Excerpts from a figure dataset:

START

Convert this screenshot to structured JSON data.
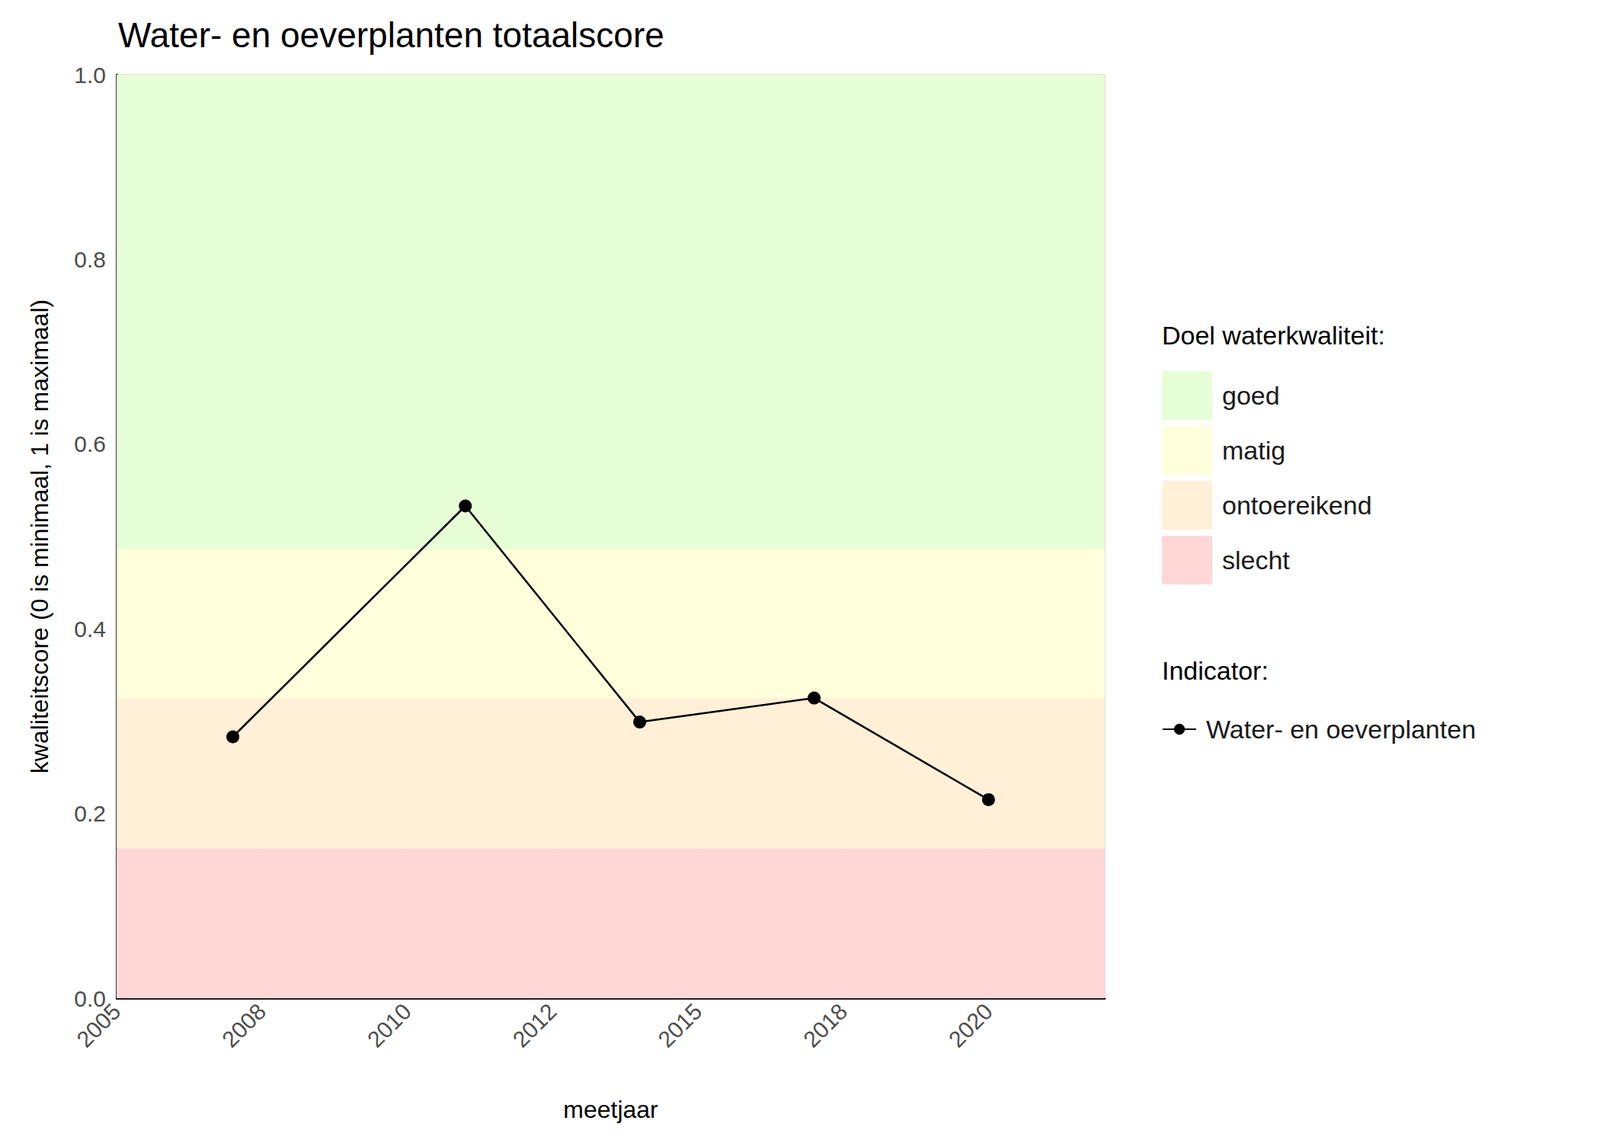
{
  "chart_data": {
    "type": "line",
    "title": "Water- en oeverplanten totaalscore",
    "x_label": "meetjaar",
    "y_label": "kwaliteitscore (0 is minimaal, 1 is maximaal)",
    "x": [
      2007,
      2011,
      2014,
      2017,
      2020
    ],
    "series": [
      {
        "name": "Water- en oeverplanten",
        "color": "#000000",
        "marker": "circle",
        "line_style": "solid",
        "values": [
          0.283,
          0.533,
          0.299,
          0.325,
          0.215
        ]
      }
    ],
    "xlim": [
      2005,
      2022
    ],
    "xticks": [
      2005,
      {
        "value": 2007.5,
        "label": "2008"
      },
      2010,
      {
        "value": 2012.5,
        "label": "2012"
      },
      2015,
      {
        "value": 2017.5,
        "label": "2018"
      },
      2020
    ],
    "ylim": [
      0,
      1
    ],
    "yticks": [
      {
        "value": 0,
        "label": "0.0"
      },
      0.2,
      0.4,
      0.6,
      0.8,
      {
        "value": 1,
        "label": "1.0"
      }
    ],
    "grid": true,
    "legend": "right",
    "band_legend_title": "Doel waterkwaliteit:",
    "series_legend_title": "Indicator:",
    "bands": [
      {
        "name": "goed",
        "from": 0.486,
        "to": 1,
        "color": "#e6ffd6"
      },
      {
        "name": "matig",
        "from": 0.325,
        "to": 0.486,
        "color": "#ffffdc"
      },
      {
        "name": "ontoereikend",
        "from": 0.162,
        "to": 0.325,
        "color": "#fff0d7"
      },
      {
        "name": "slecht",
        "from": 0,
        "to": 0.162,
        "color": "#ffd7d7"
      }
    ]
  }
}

END
START

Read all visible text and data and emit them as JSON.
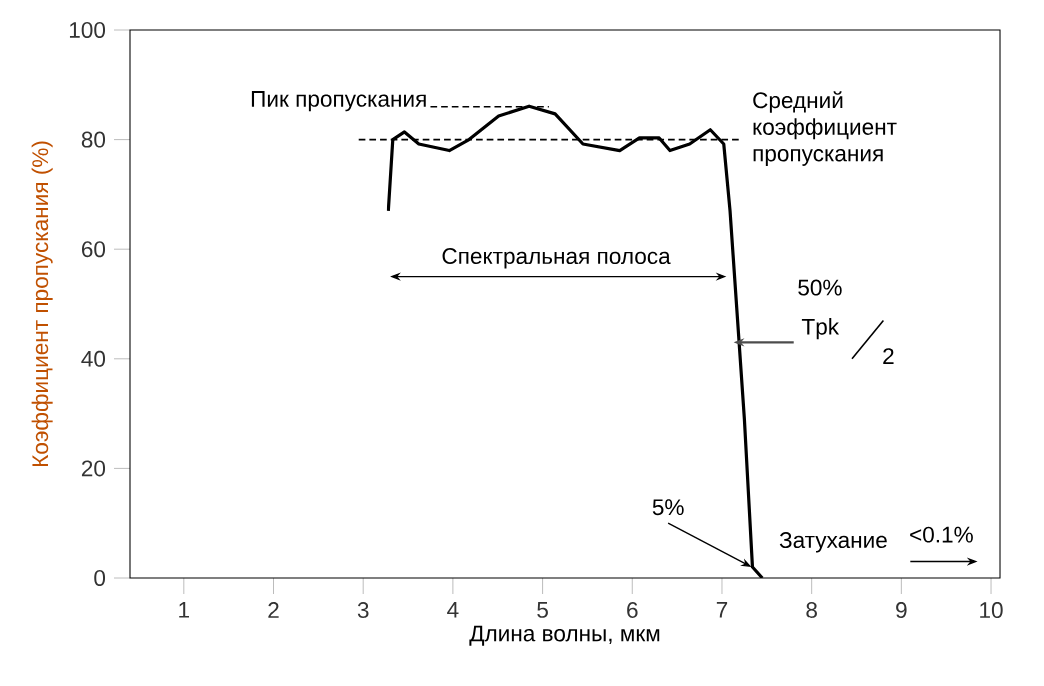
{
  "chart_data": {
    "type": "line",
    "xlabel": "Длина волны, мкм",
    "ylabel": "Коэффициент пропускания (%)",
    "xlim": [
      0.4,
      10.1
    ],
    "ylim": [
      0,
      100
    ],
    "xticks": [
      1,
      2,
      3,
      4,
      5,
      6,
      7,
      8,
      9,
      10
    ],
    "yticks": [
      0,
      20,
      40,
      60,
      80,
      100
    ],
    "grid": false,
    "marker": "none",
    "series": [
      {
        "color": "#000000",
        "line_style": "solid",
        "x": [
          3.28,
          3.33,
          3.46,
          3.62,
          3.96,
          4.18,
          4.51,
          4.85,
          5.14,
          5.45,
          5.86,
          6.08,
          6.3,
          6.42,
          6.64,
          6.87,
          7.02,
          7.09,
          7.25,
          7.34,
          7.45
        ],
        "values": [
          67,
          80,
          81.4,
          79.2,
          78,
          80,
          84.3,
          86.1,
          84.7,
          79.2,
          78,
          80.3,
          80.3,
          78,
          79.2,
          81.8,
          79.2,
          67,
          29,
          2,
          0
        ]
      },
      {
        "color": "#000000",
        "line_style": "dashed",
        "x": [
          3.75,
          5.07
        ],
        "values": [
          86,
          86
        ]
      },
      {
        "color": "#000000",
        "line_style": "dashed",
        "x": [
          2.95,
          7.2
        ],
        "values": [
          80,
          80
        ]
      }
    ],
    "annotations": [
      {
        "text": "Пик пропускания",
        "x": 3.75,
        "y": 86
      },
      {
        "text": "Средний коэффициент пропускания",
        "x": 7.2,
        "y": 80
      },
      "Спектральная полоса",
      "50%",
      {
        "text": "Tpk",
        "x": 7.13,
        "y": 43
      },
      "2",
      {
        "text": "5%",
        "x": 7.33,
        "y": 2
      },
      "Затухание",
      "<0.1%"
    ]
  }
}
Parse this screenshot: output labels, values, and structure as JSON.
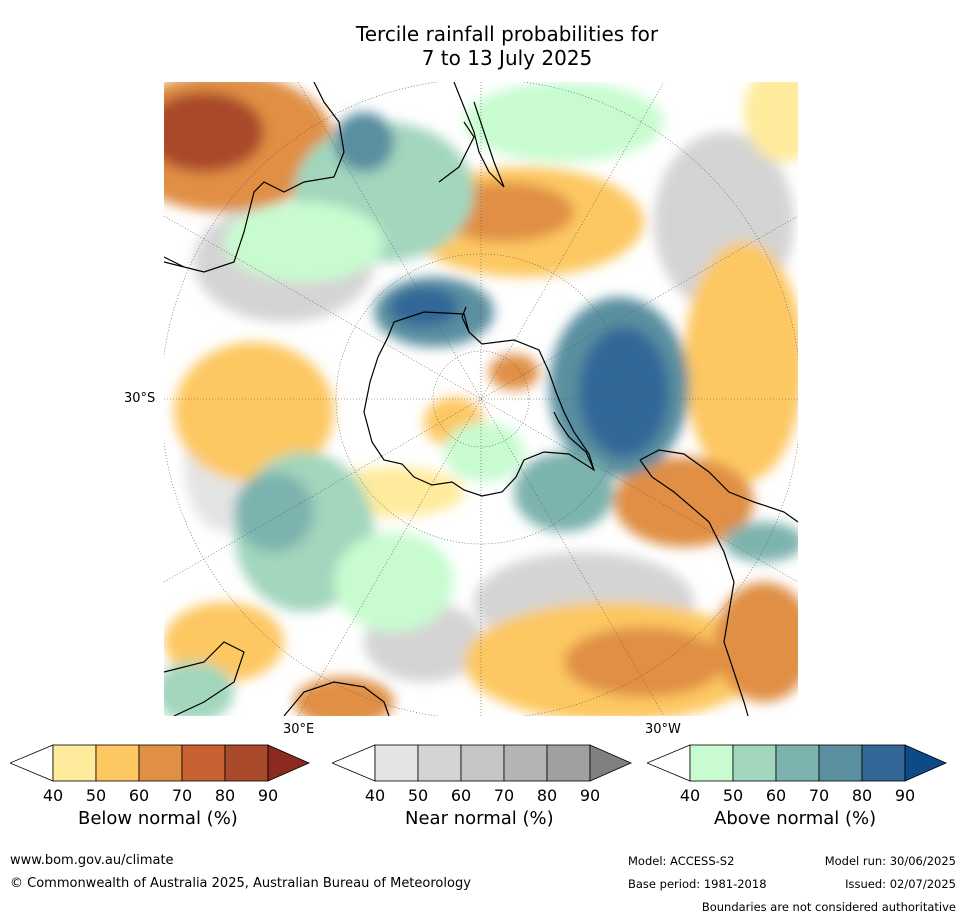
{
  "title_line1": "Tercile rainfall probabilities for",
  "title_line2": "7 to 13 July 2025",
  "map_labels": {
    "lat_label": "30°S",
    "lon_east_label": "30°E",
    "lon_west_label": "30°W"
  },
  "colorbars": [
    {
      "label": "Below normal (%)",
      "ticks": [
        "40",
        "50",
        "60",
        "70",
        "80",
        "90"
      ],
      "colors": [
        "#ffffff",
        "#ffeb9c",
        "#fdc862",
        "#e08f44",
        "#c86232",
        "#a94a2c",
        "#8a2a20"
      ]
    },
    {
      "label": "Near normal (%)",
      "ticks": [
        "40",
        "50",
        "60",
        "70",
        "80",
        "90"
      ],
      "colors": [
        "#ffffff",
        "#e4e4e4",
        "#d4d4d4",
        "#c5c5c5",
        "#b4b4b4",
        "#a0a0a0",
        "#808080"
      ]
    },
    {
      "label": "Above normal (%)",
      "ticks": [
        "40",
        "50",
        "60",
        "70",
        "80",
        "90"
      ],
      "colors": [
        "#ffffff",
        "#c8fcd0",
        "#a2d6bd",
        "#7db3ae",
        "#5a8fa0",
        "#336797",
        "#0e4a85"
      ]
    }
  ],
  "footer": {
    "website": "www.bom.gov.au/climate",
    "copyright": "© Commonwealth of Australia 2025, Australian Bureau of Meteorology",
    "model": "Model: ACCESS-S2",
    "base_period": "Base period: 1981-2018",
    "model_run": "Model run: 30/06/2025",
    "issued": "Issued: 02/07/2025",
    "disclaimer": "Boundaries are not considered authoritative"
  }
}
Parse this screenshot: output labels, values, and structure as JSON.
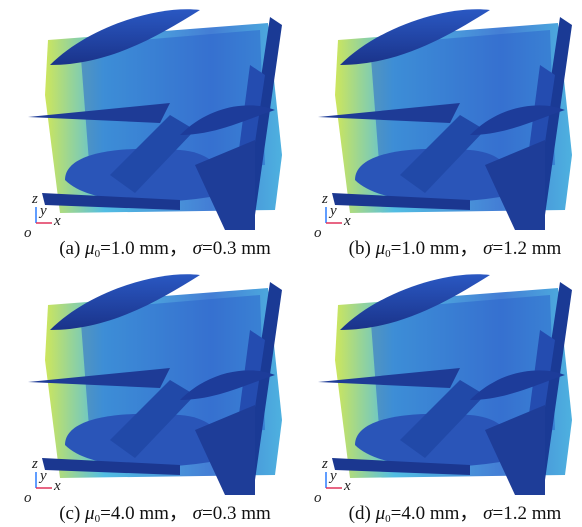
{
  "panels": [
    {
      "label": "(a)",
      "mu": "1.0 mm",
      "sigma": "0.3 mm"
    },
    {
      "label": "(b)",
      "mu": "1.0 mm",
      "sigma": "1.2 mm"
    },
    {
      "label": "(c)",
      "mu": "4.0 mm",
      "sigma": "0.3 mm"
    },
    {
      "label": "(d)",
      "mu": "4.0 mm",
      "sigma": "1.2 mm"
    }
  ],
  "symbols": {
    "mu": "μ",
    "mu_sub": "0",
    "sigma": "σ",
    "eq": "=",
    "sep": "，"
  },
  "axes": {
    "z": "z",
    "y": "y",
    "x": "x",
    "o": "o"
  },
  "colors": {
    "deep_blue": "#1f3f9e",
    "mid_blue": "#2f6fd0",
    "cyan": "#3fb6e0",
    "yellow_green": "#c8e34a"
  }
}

END

WHAT TO PRODUCE:
Scan the listing above for the word "Model" and copy every line that holds it.

SOLVED EXERCISE:
    "model": "Model: ACCESS-S2",
    "model_run": "Model run: 30/06/2025",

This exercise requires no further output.